WHAT IS REQUIRED:
Your task is to output all the records below, word for word.

Dataset excerpt
━━━
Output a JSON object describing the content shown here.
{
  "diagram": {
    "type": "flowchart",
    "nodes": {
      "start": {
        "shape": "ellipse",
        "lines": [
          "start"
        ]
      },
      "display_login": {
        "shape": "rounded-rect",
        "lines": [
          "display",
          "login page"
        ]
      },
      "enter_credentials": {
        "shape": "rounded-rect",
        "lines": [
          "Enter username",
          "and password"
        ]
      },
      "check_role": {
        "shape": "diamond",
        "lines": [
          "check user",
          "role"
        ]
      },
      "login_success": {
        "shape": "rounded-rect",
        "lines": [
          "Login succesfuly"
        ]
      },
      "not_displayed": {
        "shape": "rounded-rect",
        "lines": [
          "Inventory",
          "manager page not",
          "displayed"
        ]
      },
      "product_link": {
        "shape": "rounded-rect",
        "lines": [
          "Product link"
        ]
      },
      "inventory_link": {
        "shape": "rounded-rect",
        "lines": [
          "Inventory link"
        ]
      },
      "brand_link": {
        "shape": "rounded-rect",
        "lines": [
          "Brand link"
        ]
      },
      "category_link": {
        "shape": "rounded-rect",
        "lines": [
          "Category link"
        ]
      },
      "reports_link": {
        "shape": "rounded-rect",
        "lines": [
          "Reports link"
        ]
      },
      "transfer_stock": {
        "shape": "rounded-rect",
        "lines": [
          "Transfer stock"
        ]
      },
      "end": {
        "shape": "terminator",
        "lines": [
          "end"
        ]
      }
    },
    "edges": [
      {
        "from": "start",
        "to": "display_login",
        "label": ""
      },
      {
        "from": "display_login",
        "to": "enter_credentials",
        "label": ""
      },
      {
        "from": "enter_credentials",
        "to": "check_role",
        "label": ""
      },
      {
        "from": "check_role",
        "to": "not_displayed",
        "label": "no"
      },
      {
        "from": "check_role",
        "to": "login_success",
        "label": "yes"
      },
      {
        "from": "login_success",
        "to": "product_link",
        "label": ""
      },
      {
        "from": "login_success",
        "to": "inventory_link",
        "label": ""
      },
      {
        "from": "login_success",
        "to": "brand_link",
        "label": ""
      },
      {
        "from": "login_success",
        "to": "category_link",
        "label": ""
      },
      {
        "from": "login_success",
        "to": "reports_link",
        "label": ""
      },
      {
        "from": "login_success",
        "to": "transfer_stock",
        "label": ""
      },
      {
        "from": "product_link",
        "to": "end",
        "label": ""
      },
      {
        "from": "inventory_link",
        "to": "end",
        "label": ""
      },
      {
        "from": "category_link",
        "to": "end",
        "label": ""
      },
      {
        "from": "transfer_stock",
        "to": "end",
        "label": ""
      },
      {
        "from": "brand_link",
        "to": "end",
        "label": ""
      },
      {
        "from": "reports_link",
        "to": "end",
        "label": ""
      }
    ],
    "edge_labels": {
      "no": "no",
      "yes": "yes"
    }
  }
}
━━━
WRITTEN RESPONSE:
Output a JSON object describing the content shown here.
{
  "diagram": {
    "type": "flowchart",
    "nodes": {
      "start": {
        "shape": "ellipse",
        "lines": [
          "start"
        ]
      },
      "display_login": {
        "shape": "rounded-rect",
        "lines": [
          "display",
          "login page"
        ]
      },
      "enter_credentials": {
        "shape": "rounded-rect",
        "lines": [
          "Enter username",
          "and password"
        ]
      },
      "check_role": {
        "shape": "diamond",
        "lines": [
          "check user",
          "role"
        ]
      },
      "login_success": {
        "shape": "rounded-rect",
        "lines": [
          "Login succesfuly"
        ]
      },
      "not_displayed": {
        "shape": "rounded-rect",
        "lines": [
          "Inventory",
          "manager page not",
          "displayed"
        ]
      },
      "product_link": {
        "shape": "rounded-rect",
        "lines": [
          "Product link"
        ]
      },
      "inventory_link": {
        "shape": "rounded-rect",
        "lines": [
          "Inventory link"
        ]
      },
      "brand_link": {
        "shape": "rounded-rect",
        "lines": [
          "Brand link"
        ]
      },
      "category_link": {
        "shape": "rounded-rect",
        "lines": [
          "Category link"
        ]
      },
      "reports_link": {
        "shape": "rounded-rect",
        "lines": [
          "Reports link"
        ]
      },
      "transfer_stock": {
        "shape": "rounded-rect",
        "lines": [
          "Transfer stock"
        ]
      },
      "end": {
        "shape": "terminator",
        "lines": [
          "end"
        ]
      }
    },
    "edges": [
      {
        "from": "start",
        "to": "display_login",
        "label": ""
      },
      {
        "from": "display_login",
        "to": "enter_credentials",
        "label": ""
      },
      {
        "from": "enter_credentials",
        "to": "check_role",
        "label": ""
      },
      {
        "from": "check_role",
        "to": "not_displayed",
        "label": "no"
      },
      {
        "from": "check_role",
        "to": "login_success",
        "label": "yes"
      },
      {
        "from": "login_success",
        "to": "product_link",
        "label": ""
      },
      {
        "from": "login_success",
        "to": "inventory_link",
        "label": ""
      },
      {
        "from": "login_success",
        "to": "brand_link",
        "label": ""
      },
      {
        "from": "login_success",
        "to": "category_link",
        "label": ""
      },
      {
        "from": "login_success",
        "to": "reports_link",
        "label": ""
      },
      {
        "from": "login_success",
        "to": "transfer_stock",
        "label": ""
      },
      {
        "from": "product_link",
        "to": "end",
        "label": ""
      },
      {
        "from": "inventory_link",
        "to": "end",
        "label": ""
      },
      {
        "from": "category_link",
        "to": "end",
        "label": ""
      },
      {
        "from": "transfer_stock",
        "to": "end",
        "label": ""
      },
      {
        "from": "brand_link",
        "to": "end",
        "label": ""
      },
      {
        "from": "reports_link",
        "to": "end",
        "label": ""
      }
    ],
    "edge_labels": {
      "no": "no",
      "yes": "yes"
    }
  }
}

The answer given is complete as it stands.